◆ EXERCISE BRIEF: Copy out, unchanged, the part of the material that opens with the line containing "line numbers: 2 bbox=[25, 194, 29, 201]" and closes with the line containing "feature importance bars: ema_50", both of those lines included.

◆ DATA EXTRACT:
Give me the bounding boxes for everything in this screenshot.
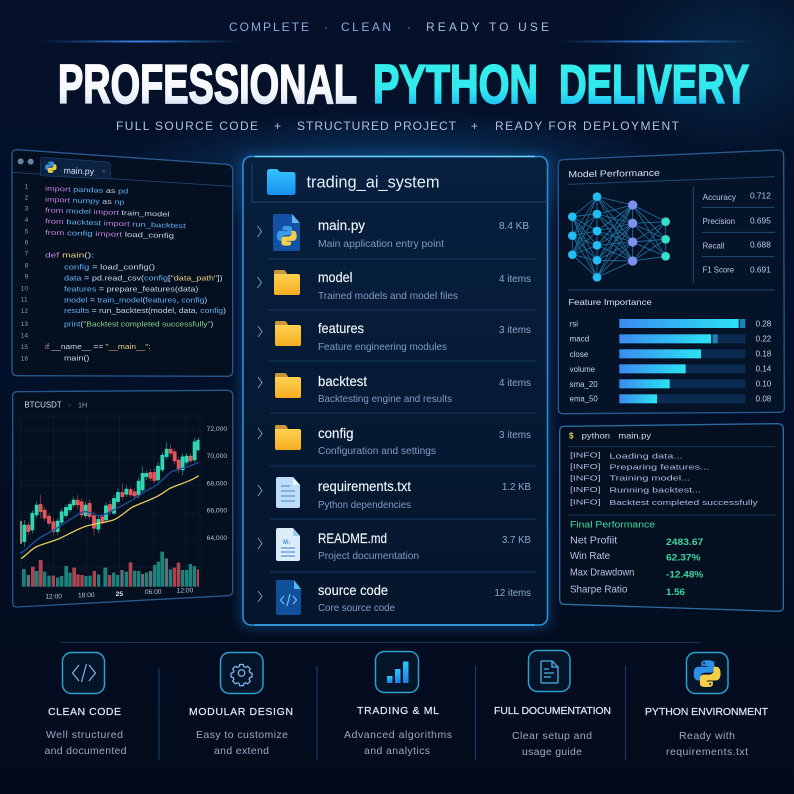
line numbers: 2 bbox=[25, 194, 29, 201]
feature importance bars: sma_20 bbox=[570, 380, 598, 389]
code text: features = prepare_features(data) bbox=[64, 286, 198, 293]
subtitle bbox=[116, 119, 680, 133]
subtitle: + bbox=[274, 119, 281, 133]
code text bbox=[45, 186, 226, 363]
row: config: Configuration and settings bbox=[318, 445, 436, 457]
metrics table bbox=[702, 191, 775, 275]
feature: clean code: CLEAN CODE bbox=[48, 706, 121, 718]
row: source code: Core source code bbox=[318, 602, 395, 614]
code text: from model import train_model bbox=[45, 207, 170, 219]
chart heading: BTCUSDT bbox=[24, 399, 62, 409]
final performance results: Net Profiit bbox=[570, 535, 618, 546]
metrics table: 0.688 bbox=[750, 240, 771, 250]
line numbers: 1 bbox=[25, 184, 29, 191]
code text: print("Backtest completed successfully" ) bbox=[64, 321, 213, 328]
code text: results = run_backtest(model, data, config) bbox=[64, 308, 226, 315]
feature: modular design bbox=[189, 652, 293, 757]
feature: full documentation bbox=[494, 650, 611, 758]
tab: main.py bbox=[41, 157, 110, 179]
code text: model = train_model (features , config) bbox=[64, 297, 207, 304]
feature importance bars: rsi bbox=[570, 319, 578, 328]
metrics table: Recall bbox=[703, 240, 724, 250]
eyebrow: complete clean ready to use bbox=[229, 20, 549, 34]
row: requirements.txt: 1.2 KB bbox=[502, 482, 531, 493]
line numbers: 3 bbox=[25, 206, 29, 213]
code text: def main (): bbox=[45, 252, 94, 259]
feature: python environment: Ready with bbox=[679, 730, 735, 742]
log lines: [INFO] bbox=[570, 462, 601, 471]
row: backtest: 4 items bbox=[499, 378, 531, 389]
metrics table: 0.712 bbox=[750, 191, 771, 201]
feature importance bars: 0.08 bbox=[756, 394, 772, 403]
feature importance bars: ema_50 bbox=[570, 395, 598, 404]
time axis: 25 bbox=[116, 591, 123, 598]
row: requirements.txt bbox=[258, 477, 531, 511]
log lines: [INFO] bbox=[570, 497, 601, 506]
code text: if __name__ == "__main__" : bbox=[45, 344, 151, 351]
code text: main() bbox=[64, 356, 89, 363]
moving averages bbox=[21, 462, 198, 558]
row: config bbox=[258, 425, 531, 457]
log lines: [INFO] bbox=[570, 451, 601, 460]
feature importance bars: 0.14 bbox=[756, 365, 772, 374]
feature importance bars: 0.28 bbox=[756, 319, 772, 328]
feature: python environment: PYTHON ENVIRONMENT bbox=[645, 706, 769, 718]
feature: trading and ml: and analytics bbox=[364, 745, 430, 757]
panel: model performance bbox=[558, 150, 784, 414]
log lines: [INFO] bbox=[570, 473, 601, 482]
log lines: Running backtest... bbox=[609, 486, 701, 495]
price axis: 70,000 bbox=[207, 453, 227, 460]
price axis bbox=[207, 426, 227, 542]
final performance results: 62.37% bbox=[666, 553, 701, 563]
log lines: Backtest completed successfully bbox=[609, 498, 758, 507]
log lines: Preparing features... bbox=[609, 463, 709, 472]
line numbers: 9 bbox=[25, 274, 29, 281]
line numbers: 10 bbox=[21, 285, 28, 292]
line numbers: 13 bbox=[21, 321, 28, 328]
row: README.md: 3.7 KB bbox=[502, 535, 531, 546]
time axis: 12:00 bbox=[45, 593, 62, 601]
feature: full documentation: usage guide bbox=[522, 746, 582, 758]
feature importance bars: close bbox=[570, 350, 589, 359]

◆ EXERCISE RESULT:
line numbers: 2 bbox=[25, 194, 29, 201]
feature importance bars: sma_20 bbox=[570, 380, 598, 389]
code text: features = prepare_features(data) bbox=[64, 286, 198, 293]
subtitle bbox=[116, 119, 680, 133]
subtitle: + bbox=[274, 119, 281, 133]
code text bbox=[45, 186, 226, 363]
row: config: Configuration and settings bbox=[318, 445, 436, 457]
metrics table bbox=[702, 191, 775, 275]
feature: clean code: CLEAN CODE bbox=[48, 706, 121, 718]
row: source code: Core source code bbox=[318, 602, 395, 614]
code text: from model import train_model bbox=[45, 207, 170, 219]
chart heading: BTCUSDT bbox=[24, 399, 62, 409]
final performance results: Net Profiit bbox=[570, 535, 618, 546]
metrics table: 0.688 bbox=[750, 240, 771, 250]
line numbers: 1 bbox=[25, 184, 29, 191]
code text: print("Backtest completed successfully" ) bbox=[64, 321, 213, 328]
code text: results = run_backtest(model, data, config) bbox=[64, 308, 226, 315]
feature: modular design bbox=[189, 652, 293, 757]
feature: full documentation bbox=[494, 650, 611, 758]
tab: main.py bbox=[41, 157, 110, 179]
code text: model = train_model (features , config) bbox=[64, 297, 207, 304]
feature importance bars: rsi bbox=[570, 319, 578, 328]
metrics table: Recall bbox=[703, 240, 724, 250]
eyebrow: complete clean ready to use bbox=[229, 20, 549, 34]
row: requirements.txt: 1.2 KB bbox=[502, 482, 531, 493]
line numbers: 3 bbox=[25, 206, 29, 213]
code text: def main (): bbox=[45, 252, 94, 259]
feature: python environment: Ready with bbox=[679, 730, 735, 742]
log lines: [INFO] bbox=[570, 462, 601, 471]
row: backtest: 4 items bbox=[499, 378, 531, 389]
metrics table: 0.712 bbox=[750, 191, 771, 201]
feature importance bars: 0.08 bbox=[756, 394, 772, 403]
feature importance bars: ema_50 bbox=[570, 395, 598, 404]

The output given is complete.